## [Aim of the exercise]
Lines that hold the word "this" should be located and copied.
* START *
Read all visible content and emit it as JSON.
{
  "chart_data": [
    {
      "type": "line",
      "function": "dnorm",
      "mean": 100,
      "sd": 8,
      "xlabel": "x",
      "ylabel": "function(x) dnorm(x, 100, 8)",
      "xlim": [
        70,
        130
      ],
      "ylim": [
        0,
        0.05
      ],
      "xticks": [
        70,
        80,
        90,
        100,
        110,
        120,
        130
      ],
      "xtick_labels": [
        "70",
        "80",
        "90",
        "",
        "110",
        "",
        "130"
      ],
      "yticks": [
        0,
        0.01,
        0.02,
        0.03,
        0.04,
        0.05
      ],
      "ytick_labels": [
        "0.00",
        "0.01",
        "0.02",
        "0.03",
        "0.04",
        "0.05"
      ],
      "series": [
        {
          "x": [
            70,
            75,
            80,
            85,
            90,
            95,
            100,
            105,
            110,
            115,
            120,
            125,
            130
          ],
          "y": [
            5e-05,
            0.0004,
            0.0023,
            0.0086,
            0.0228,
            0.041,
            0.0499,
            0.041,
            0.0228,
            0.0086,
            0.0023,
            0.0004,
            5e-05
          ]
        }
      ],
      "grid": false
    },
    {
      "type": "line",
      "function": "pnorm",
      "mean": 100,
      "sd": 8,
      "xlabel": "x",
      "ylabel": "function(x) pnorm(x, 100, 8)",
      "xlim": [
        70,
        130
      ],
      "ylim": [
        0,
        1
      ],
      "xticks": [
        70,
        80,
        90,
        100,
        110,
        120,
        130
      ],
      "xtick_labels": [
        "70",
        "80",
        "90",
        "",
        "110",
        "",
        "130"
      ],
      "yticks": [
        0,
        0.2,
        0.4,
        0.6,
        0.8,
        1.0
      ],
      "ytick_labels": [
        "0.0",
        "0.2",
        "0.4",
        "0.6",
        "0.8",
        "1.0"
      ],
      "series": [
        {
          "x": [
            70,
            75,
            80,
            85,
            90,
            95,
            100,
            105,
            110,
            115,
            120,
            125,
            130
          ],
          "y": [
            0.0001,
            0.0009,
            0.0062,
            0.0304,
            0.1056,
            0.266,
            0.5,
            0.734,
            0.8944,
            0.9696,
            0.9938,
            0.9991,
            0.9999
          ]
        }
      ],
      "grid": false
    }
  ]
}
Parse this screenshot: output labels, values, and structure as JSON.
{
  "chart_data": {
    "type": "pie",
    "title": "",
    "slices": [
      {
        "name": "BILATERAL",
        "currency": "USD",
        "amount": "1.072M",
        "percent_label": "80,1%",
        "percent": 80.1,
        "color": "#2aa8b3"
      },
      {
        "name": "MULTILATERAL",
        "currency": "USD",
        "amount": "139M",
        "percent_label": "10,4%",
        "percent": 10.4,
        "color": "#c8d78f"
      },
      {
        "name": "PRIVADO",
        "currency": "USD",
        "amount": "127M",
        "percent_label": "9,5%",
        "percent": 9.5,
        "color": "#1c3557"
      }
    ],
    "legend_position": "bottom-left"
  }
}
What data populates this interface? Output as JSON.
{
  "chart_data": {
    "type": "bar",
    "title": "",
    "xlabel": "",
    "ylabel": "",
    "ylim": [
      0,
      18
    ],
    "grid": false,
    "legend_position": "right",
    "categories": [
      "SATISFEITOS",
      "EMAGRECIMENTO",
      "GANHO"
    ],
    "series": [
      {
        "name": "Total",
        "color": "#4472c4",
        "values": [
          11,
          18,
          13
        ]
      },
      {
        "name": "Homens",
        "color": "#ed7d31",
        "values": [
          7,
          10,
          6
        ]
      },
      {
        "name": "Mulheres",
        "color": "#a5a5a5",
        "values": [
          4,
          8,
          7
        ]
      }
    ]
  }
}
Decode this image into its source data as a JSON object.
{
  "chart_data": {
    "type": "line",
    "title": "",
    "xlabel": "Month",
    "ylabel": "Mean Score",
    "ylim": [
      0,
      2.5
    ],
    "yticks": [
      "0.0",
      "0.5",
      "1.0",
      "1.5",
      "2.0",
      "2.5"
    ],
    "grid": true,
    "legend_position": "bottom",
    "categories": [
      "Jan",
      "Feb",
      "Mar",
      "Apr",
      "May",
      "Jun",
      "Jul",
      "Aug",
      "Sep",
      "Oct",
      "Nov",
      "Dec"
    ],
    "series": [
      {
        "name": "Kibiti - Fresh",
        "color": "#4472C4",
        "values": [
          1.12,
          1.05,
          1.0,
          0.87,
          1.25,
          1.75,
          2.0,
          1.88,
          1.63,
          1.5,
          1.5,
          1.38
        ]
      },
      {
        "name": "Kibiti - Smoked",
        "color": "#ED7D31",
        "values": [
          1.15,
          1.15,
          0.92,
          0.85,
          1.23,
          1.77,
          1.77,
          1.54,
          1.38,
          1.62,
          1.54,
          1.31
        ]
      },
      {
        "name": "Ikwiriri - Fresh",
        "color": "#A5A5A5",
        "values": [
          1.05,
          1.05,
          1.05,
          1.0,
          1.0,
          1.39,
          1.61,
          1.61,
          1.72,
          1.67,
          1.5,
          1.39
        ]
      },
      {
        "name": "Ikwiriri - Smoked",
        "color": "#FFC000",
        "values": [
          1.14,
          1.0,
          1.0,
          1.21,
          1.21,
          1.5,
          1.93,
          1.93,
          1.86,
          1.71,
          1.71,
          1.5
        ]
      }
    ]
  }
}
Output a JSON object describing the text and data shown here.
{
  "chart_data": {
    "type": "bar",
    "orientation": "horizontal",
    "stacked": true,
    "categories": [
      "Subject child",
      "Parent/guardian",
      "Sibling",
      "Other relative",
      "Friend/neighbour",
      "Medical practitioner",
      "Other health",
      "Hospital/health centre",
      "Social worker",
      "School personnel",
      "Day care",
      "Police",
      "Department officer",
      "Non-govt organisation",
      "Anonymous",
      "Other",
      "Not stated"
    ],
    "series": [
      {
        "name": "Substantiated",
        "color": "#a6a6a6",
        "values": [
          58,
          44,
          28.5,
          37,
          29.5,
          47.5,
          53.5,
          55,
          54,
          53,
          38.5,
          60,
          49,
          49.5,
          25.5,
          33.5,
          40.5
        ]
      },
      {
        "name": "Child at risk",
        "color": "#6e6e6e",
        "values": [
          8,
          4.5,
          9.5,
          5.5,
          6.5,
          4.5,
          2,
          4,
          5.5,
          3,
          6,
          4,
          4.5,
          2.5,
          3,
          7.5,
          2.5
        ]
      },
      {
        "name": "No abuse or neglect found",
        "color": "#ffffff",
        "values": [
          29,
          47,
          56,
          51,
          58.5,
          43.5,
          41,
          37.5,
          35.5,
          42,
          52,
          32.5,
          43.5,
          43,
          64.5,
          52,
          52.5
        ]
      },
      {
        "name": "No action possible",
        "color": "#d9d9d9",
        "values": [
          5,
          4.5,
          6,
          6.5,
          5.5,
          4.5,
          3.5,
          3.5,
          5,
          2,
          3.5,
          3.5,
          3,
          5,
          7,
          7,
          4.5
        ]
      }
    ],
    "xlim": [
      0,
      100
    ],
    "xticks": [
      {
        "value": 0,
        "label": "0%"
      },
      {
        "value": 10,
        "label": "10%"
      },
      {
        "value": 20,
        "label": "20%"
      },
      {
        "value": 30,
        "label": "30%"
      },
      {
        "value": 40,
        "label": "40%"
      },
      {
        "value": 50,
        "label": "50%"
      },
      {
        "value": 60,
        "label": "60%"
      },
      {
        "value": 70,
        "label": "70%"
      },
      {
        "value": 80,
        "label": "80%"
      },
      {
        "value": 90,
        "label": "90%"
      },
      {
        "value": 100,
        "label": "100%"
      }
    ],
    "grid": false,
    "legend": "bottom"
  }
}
* END *
## [Result]
Parse this screenshot: output labels, values, and structure as JSON.
What data populates this interface? Output as JSON.
Decode this image into its source data as a JSON object.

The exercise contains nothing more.